◆ Task details
Find the lines that hold the word "JSON" and return them.

(Dataset entries on figures)
## START
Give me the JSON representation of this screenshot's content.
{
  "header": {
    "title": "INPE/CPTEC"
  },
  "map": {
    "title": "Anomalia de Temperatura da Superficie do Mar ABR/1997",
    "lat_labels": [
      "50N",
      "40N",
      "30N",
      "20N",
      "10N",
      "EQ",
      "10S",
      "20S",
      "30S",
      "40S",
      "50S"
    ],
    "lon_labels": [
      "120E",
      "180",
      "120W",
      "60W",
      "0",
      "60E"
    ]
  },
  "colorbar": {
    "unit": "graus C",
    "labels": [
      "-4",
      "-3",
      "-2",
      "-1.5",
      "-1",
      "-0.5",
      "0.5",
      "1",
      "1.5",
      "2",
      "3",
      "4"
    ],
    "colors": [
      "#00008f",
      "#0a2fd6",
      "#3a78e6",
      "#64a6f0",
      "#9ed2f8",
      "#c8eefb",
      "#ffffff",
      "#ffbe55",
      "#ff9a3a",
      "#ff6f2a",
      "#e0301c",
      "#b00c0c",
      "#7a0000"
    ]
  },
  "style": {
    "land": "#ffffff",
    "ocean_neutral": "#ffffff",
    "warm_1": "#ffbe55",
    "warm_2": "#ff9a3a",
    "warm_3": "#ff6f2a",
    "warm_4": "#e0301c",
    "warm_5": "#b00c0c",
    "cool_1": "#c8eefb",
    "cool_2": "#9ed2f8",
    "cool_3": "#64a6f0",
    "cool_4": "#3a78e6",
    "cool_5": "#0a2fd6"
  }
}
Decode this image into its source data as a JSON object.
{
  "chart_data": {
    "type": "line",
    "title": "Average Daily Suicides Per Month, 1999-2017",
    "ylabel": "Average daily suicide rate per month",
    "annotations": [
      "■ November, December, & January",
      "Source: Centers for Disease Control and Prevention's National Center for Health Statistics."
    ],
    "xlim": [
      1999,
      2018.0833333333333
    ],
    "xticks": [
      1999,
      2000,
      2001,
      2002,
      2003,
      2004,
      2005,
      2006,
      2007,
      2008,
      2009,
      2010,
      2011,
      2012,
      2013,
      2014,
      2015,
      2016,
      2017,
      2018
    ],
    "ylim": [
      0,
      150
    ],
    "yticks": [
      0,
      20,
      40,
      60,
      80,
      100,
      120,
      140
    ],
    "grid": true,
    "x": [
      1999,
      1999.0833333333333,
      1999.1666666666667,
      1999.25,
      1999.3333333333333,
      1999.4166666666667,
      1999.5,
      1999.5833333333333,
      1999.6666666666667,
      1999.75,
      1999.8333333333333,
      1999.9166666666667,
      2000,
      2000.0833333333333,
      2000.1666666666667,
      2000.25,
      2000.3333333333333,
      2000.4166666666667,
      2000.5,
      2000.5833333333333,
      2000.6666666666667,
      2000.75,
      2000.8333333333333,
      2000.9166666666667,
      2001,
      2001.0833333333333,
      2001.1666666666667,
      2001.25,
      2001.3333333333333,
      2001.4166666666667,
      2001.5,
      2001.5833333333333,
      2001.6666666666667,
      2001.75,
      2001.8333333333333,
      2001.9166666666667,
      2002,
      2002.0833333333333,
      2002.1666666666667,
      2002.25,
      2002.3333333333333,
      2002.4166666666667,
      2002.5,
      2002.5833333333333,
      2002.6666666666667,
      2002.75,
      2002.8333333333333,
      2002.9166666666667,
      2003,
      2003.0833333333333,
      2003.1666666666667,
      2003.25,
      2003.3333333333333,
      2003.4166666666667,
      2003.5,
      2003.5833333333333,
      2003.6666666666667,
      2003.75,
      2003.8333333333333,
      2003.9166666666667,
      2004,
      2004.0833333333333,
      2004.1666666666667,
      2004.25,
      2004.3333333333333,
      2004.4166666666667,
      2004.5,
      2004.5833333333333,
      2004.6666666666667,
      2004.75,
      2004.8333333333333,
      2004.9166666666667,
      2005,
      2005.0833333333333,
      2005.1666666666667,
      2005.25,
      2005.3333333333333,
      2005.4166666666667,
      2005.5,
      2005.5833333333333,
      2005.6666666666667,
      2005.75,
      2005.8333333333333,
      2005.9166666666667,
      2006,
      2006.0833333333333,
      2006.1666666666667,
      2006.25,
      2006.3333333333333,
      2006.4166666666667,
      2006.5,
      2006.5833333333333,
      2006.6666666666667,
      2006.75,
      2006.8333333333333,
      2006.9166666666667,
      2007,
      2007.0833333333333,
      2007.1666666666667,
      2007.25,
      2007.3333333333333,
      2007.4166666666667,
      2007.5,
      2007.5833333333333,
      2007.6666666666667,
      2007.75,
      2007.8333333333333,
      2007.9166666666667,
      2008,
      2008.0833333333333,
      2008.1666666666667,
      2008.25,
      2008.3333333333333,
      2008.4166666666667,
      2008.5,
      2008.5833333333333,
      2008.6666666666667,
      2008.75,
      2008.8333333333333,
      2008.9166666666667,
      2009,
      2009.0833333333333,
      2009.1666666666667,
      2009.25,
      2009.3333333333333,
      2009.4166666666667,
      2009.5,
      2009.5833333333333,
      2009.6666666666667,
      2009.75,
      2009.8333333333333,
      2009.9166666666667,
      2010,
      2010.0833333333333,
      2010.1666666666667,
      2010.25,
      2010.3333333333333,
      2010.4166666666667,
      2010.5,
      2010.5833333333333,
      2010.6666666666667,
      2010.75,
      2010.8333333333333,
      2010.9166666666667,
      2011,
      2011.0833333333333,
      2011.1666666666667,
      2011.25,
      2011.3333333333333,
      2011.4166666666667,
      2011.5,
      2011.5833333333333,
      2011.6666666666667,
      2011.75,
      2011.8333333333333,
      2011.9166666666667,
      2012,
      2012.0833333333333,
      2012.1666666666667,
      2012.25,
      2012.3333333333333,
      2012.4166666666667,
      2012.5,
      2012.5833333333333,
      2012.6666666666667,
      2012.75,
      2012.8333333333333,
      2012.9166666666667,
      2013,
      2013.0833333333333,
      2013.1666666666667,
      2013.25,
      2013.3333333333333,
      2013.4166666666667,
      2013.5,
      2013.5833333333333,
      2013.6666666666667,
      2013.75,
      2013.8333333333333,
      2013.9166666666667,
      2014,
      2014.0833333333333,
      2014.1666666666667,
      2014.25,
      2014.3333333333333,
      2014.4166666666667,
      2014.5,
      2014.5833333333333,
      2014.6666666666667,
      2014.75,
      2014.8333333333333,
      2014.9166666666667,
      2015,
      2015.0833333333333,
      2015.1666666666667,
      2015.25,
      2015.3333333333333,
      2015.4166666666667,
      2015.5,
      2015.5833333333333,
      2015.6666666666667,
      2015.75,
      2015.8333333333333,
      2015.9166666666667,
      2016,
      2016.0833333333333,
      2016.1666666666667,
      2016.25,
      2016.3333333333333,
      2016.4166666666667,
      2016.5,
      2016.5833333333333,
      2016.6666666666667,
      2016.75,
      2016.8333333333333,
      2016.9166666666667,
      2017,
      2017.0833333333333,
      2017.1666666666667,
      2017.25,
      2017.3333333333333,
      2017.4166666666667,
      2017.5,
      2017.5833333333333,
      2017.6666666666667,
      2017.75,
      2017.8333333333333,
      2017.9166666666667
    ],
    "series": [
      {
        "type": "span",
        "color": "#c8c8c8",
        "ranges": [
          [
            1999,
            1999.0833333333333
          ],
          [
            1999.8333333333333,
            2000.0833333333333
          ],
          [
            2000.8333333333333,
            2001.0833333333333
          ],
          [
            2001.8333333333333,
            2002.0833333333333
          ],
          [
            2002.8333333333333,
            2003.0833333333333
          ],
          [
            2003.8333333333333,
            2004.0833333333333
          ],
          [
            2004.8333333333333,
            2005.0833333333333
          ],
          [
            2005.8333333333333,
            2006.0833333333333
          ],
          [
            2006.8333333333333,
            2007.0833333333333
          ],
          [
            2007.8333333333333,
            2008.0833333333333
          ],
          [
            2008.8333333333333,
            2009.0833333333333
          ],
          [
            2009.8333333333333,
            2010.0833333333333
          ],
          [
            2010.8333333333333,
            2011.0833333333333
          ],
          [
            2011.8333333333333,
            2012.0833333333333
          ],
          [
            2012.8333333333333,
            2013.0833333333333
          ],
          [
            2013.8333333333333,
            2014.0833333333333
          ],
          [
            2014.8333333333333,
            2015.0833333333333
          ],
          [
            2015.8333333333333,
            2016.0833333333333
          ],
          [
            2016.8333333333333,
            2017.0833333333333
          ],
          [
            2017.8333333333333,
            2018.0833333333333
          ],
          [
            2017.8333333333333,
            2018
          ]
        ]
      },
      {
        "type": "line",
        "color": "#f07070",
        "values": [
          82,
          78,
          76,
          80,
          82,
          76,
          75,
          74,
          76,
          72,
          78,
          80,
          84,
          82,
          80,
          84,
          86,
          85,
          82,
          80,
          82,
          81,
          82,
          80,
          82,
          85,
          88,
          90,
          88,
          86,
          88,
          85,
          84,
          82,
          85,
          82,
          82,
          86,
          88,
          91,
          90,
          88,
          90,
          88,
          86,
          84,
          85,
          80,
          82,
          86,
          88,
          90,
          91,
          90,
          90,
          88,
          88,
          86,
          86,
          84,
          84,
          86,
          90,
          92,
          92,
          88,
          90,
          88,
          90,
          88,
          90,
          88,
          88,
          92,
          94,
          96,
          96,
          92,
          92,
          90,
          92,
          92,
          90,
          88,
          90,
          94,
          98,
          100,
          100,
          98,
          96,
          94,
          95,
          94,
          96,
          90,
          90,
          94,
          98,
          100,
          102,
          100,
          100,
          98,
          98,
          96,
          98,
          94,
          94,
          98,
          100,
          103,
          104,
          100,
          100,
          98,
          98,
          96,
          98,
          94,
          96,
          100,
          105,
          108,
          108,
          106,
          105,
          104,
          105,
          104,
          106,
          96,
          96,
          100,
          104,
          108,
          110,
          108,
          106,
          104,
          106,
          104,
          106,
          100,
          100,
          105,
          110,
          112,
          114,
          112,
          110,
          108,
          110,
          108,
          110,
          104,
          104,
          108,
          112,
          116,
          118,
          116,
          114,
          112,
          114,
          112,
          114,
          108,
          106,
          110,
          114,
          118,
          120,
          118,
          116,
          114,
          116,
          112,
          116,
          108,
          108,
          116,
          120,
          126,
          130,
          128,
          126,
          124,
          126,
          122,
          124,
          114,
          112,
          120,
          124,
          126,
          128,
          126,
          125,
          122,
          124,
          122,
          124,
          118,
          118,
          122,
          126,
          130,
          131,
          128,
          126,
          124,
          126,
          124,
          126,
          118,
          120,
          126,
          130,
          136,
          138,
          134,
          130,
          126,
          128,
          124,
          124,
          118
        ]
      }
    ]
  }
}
## END
◆ Result
Give me the JSON representation of this screenshot's content.
Decode this image into its source data as a JSON object.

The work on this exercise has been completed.